Challenge:
Print every line of the records below verbatim, leaving out the pictures.

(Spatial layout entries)

——

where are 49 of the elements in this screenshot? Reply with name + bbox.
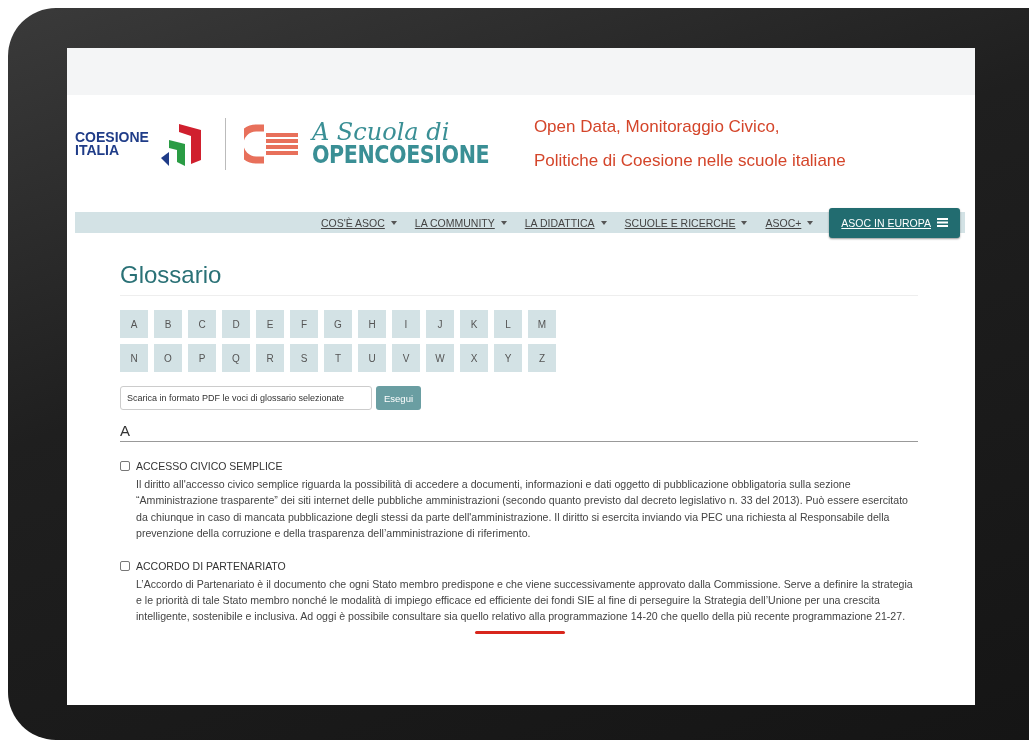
letter-link[interactable]: D (222, 310, 250, 338)
letter-link[interactable]: U (358, 344, 386, 372)
term-title: ACCORDO DI PARTENARIATO (136, 559, 286, 572)
letter-link[interactable]: V (392, 344, 420, 372)
nav-link[interactable]: ASOC IN EUROPA (829, 207, 960, 238)
letter-link[interactable]: L (494, 310, 522, 338)
letter-link[interactable]: Q (222, 344, 250, 372)
letter-link[interactable]: X (460, 344, 488, 372)
brand-name-text: OPENCOESIONE (311, 143, 490, 167)
letter-link[interactable]: K (460, 310, 488, 338)
book-logo-icon (243, 124, 300, 164)
letter-link[interactable]: M (528, 310, 556, 338)
letter-link[interactable]: B (154, 310, 182, 338)
letter-link[interactable]: P (188, 344, 216, 372)
input-field[interactable]: Scarica in formato PDF le voci di glossario selezionate (120, 386, 372, 410)
brand-text: COESIONE (75, 131, 149, 144)
term-definition: L’Accordo di Partenariato è il documento che ogni Stato membro predispone e che viene successivamente approvato dalla Commissione. Serve a definire la strategia e le priorità di tale Stato membro nonché le modalità di impiego efficace ed efficiente dei fondi SIE al fine di perseguire la Strategia dell’Unione per una crescita intelligente, sostenibile e inclusiva. Ad oggi è possibile consultare sia quello relativo alla programmazione 14-20 che quello della più recente programmazione 21-27. (136, 576, 914, 625)
letter-link[interactable]: E (256, 310, 284, 338)
nav-link[interactable]: SCUOLE E RICERCHE (622, 216, 750, 229)
brand-text: ITALIA (75, 144, 121, 157)
nav-link[interactable]: COS'È ASOC (318, 216, 399, 229)
letter-link[interactable]: A (120, 310, 148, 338)
letter-link[interactable]: S (290, 344, 318, 372)
term-definition: Il diritto all'accesso civico semplice riguarda la possibilità di accedere a documenti, informazioni e dati oggetto di pubblicazione obbligatoria sulla sezione “Amministrazione trasparente” dei siti internet delle pubbliche amministrazioni (secondo quanto previsto dal decreto legislativo n. 33 del 2013). Può essere esercitato da chiunque in caso di mancata pubblicazione degli stessi da parte dell'amministrazione. Il diritto si esercita inviando via PEC una richiesta al Responsabile della prevenzione della corruzione e della trasparenza dell’amministrazione di riferimento. (136, 477, 909, 542)
tagline-text: Politiche di Coesione nelle scuole italiane (533, 150, 846, 172)
letter-link[interactable]: C (188, 310, 216, 338)
letter-link[interactable]: I (392, 310, 420, 338)
letter-link[interactable]: N (120, 344, 148, 372)
letter-link[interactable]: J (426, 310, 454, 338)
letter-link[interactable]: F (290, 310, 318, 338)
letter-link[interactable]: H (358, 310, 386, 338)
letter-link[interactable]: Y (494, 344, 522, 372)
section-heading: A (120, 422, 918, 442)
tagline-text: Open Data, Monitoraggio Civico, (533, 116, 781, 138)
letter-link[interactable]: Z (528, 344, 556, 372)
checkbox[interactable] (120, 560, 130, 571)
brand-script-text: A Scuola di (311, 121, 450, 143)
letter-link[interactable]: W (426, 344, 454, 372)
menu-icon (937, 218, 948, 227)
checkbox[interactable] (120, 461, 130, 471)
letter-link[interactable]: G (324, 310, 352, 338)
letter-link[interactable]: R (256, 344, 284, 372)
nav-link[interactable]: ASOC+ (763, 216, 816, 229)
page-title: Glossario (120, 261, 918, 296)
nav-link[interactable]: LA DIDATTICA (522, 216, 609, 229)
nav-link[interactable]: LA COMMUNITY (412, 216, 509, 229)
letter-link[interactable]: T (324, 344, 352, 372)
term-title: ACCESSO CIVICO SEMPLICE (136, 460, 283, 472)
letter-link[interactable]: O (154, 344, 182, 372)
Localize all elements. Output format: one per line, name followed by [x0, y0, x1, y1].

——

Exercise answer:
where are 49 of the elements in this screenshot? Reply with name + bbox.
letter-link[interactable]: D (222, 310, 250, 338)
letter-link[interactable]: U (358, 344, 386, 372)
term-title: ACCORDO DI PARTENARIATO (136, 559, 286, 572)
letter-link[interactable]: V (392, 344, 420, 372)
nav-link[interactable]: ASOC IN EUROPA (829, 207, 960, 238)
letter-link[interactable]: L (494, 310, 522, 338)
letter-link[interactable]: Q (222, 344, 250, 372)
letter-link[interactable]: X (460, 344, 488, 372)
brand-name-text: OPENCOESIONE (311, 143, 490, 167)
letter-link[interactable]: K (460, 310, 488, 338)
book-logo-icon (243, 124, 300, 164)
letter-link[interactable]: M (528, 310, 556, 338)
letter-link[interactable]: B (154, 310, 182, 338)
letter-link[interactable]: P (188, 344, 216, 372)
input-field[interactable]: Scarica in formato PDF le voci di glossario selezionate (120, 386, 372, 410)
brand-text: COESIONE (75, 131, 149, 144)
term-definition: L’Accordo di Partenariato è il documento che ogni Stato membro predispone e che viene successivamente approvato dalla Commissione. Serve a definire la strategia e le priorità di tale Stato membro nonché le modalità di impiego efficace ed efficiente dei fondi SIE al fine di perseguire la Strategia dell’Unione per una crescita intelligente, sostenibile e inclusiva. Ad oggi è possibile consultare sia quello relativo alla programmazione 14-20 che quello della più recente programmazione 21-27. (136, 576, 914, 625)
letter-link[interactable]: E (256, 310, 284, 338)
nav-link[interactable]: SCUOLE E RICERCHE (622, 216, 750, 229)
brand-text: ITALIA (75, 144, 121, 157)
nav-link[interactable]: COS'È ASOC (318, 216, 399, 229)
letter-link[interactable]: A (120, 310, 148, 338)
letter-link[interactable]: S (290, 344, 318, 372)
term-definition: Il diritto all'accesso civico semplice riguarda la possibilità di accedere a documenti, informazioni e dati oggetto di pubblicazione obbligatoria sulla sezione “Amministrazione trasparente” dei siti internet delle pubbliche amministrazioni (secondo quanto previsto dal decreto legislativo n. 33 del 2013). Può essere esercitato da chiunque in caso di mancata pubblicazione degli stessi da parte dell'amministrazione. Il diritto si esercita inviando via PEC una richiesta al Responsabile della prevenzione della corruzione e della trasparenza dell’amministrazione di riferimento. (136, 477, 909, 542)
tagline-text: Politiche di Coesione nelle scuole italiane (533, 150, 846, 172)
letter-link[interactable]: C (188, 310, 216, 338)
letter-link[interactable]: I (392, 310, 420, 338)
letter-link[interactable]: N (120, 344, 148, 372)
letter-link[interactable]: J (426, 310, 454, 338)
letter-link[interactable]: F (290, 310, 318, 338)
letter-link[interactable]: H (358, 310, 386, 338)
letter-link[interactable]: Y (494, 344, 522, 372)
section-heading: A (120, 422, 918, 442)
tagline-text: Open Data, Monitoraggio Civico, (533, 116, 781, 138)
letter-link[interactable]: Z (528, 344, 556, 372)
checkbox[interactable] (120, 560, 130, 571)
brand-script-text: A Scuola di (311, 121, 450, 143)
letter-link[interactable]: W (426, 344, 454, 372)
menu-icon (937, 218, 948, 227)
checkbox[interactable] (120, 461, 130, 471)
letter-link[interactable]: G (324, 310, 352, 338)
letter-link[interactable]: R (256, 344, 284, 372)
nav-link[interactable]: ASOC+ (763, 216, 816, 229)
page-title: Glossario (120, 261, 918, 296)
nav-link[interactable]: LA DIDATTICA (522, 216, 609, 229)
nav-link[interactable]: LA COMMUNITY (412, 216, 509, 229)
letter-link[interactable]: T (324, 344, 352, 372)
term-title: ACCESSO CIVICO SEMPLICE (136, 460, 283, 472)
letter-link[interactable]: O (154, 344, 182, 372)
Localize all elements. Output format: one per line, name followed by [x0, y0, x1, y1].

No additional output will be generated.